-- START OF RECORDS PROVIDED --

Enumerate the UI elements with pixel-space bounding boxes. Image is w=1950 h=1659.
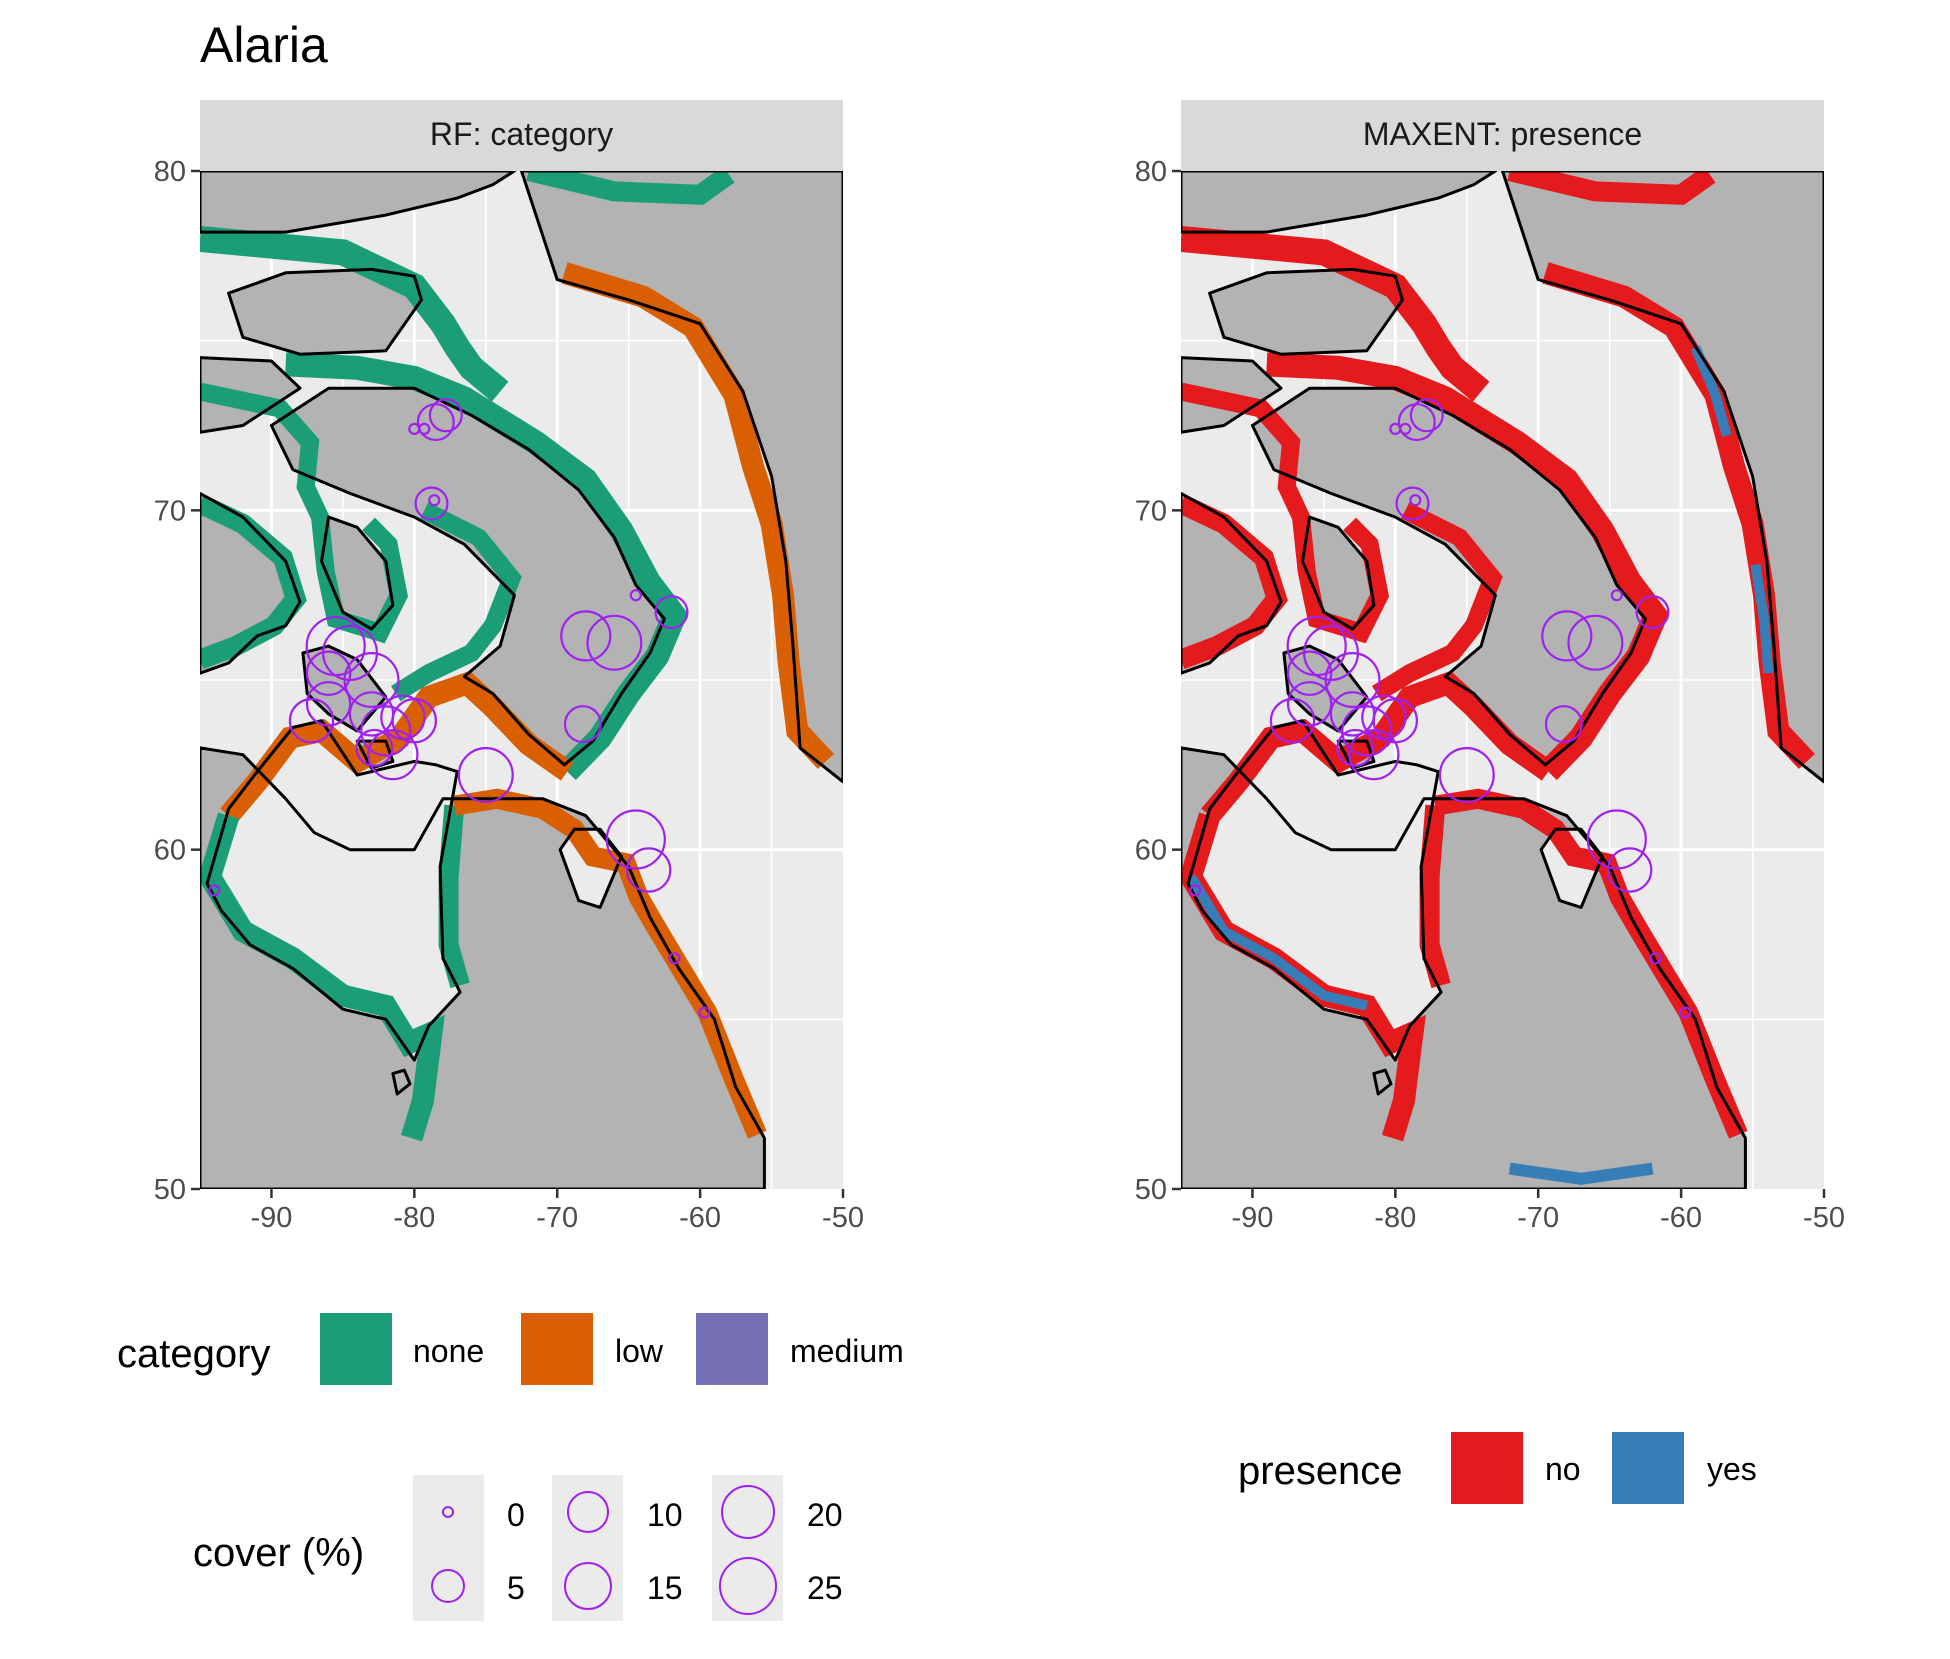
legend-label-low: low (615, 1333, 664, 1369)
panel-maxent: MAXENT: presence -90 -80 -70 -60 -50 80 70 60 50 (1135, 100, 1845, 1234)
x-tick-label: -70 (536, 1202, 578, 1234)
y-tick-label: 70 (1135, 495, 1167, 527)
legend-category: category none low medium (117, 1313, 904, 1385)
y-tick-label: 80 (154, 156, 186, 188)
legend-key-yes (1612, 1432, 1684, 1504)
legend-cover-label-0: 0 (507, 1497, 525, 1533)
coastal-prediction-band (1430, 806, 1442, 986)
legend-cover: cover (%) 0 5 10 15 20 25 (193, 1475, 843, 1621)
strip-label-maxent: MAXENT: presence (1363, 116, 1642, 152)
legend-cover-label-5: 5 (507, 1570, 525, 1606)
map-area-rf (200, 171, 843, 1189)
strip-label-rf: RF: category (430, 116, 613, 152)
legend-presence-title: presence (1238, 1449, 1403, 1493)
legend-key-no (1451, 1432, 1523, 1504)
coastal-prediction-band (449, 806, 461, 986)
map-body (200, 171, 843, 1189)
legend-label-yes: yes (1707, 1451, 1757, 1487)
plot-title: Alaria (200, 17, 328, 73)
legend-key-bg (413, 1475, 484, 1621)
legend-key-low (521, 1313, 593, 1385)
y-tick-label: 50 (1135, 1174, 1167, 1206)
x-tick-label: -70 (1517, 1202, 1559, 1234)
map-body (1181, 171, 1824, 1189)
legend-label-none: none (413, 1333, 484, 1369)
panel-rf: RF: category -90 -80 -70 -60 -50 80 70 60 50 (154, 100, 864, 1234)
legend-key-none (320, 1313, 392, 1385)
x-tick-label: -50 (822, 1202, 864, 1234)
y-tick-label: 80 (1135, 156, 1167, 188)
legend-category-title: category (117, 1332, 270, 1376)
map-area-maxent (1181, 171, 1824, 1189)
legend-cover-label-25: 25 (807, 1570, 843, 1606)
legend-cover-title: cover (%) (193, 1531, 364, 1575)
legend-key-bg (552, 1475, 623, 1621)
x-tick-label: -80 (393, 1202, 435, 1234)
x-tick-label: -90 (1231, 1202, 1273, 1234)
y-tick-label: 60 (154, 835, 186, 867)
x-tick-label: -80 (1374, 1202, 1416, 1234)
legend-cover-label-15: 15 (647, 1570, 683, 1606)
y-tick-label: 60 (1135, 835, 1167, 867)
legend-cover-label-10: 10 (647, 1497, 683, 1533)
x-tick-label: -90 (250, 1202, 292, 1234)
legend-cover-label-20: 20 (807, 1497, 843, 1533)
x-tick-label: -60 (679, 1202, 721, 1234)
legend-presence: presence no yes (1238, 1432, 1757, 1504)
y-tick-label: 70 (154, 495, 186, 527)
legend-key-medium (696, 1313, 768, 1385)
x-tick-label: -50 (1803, 1202, 1845, 1234)
legend-label-medium: medium (790, 1333, 904, 1369)
x-tick-label: -60 (1660, 1202, 1702, 1234)
legend-label-no: no (1545, 1451, 1581, 1487)
y-tick-label: 50 (154, 1174, 186, 1206)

-- END OF RECORDS PROVIDED --

**CHALLENGE**
Copy out the data with every "medium" switched to "moderate" and nothing else changed, omitting the pictures.

**FULL SOLUTION**
Enumerate the UI elements with pixel-space bounding boxes. Image is w=1950 h=1659.
legend-label-low: low (615, 1333, 664, 1369)
panel-maxent: MAXENT: presence -90 -80 -70 -60 -50 80 70 60 50 (1135, 100, 1845, 1234)
x-tick-label: -70 (536, 1202, 578, 1234)
y-tick-label: 70 (1135, 495, 1167, 527)
legend-category: category none low moderate (117, 1313, 904, 1385)
y-tick-label: 80 (154, 156, 186, 188)
legend-key-yes (1612, 1432, 1684, 1504)
legend-cover-label-0: 0 (507, 1497, 525, 1533)
coastal-prediction-band (1430, 806, 1442, 986)
legend-cover: cover (%) 0 5 10 15 20 25 (193, 1475, 843, 1621)
strip-label-maxent: MAXENT: presence (1363, 116, 1642, 152)
legend-cover-label-5: 5 (507, 1570, 525, 1606)
map-area-rf (200, 171, 843, 1189)
strip-label-rf: RF: category (430, 116, 613, 152)
legend-presence-title: presence (1238, 1449, 1403, 1493)
legend-key-no (1451, 1432, 1523, 1504)
coastal-prediction-band (449, 806, 461, 986)
map-body (200, 171, 843, 1189)
legend-label-yes: yes (1707, 1451, 1757, 1487)
plot-title: Alaria (200, 17, 328, 73)
legend-key-bg (413, 1475, 484, 1621)
legend-key-low (521, 1313, 593, 1385)
y-tick-label: 50 (1135, 1174, 1167, 1206)
x-tick-label: -70 (1517, 1202, 1559, 1234)
map-body (1181, 171, 1824, 1189)
legend-label-none: none (413, 1333, 484, 1369)
panel-rf: RF: category -90 -80 -70 -60 -50 80 70 60 50 (154, 100, 864, 1234)
legend-key-none (320, 1313, 392, 1385)
x-tick-label: -50 (822, 1202, 864, 1234)
y-tick-label: 80 (1135, 156, 1167, 188)
legend-category-title: category (117, 1332, 270, 1376)
map-area-maxent (1181, 171, 1824, 1189)
legend-cover-label-25: 25 (807, 1570, 843, 1606)
legend-cover-title: cover (%) (193, 1531, 364, 1575)
legend-key-bg (552, 1475, 623, 1621)
x-tick-label: -80 (393, 1202, 435, 1234)
x-tick-label: -90 (1231, 1202, 1273, 1234)
y-tick-label: 60 (154, 835, 186, 867)
x-tick-label: -80 (1374, 1202, 1416, 1234)
legend-cover-label-15: 15 (647, 1570, 683, 1606)
y-tick-label: 60 (1135, 835, 1167, 867)
legend-cover-label-10: 10 (647, 1497, 683, 1533)
x-tick-label: -90 (250, 1202, 292, 1234)
legend-cover-label-20: 20 (807, 1497, 843, 1533)
x-tick-label: -60 (679, 1202, 721, 1234)
legend-presence: presence no yes (1238, 1432, 1757, 1504)
y-tick-label: 70 (154, 495, 186, 527)
legend-key-moderate (696, 1313, 768, 1385)
x-tick-label: -50 (1803, 1202, 1845, 1234)
legend-label-moderate: moderate (790, 1333, 904, 1369)
x-tick-label: -60 (1660, 1202, 1702, 1234)
legend-label-no: no (1545, 1451, 1581, 1487)
y-tick-label: 50 (154, 1174, 186, 1206)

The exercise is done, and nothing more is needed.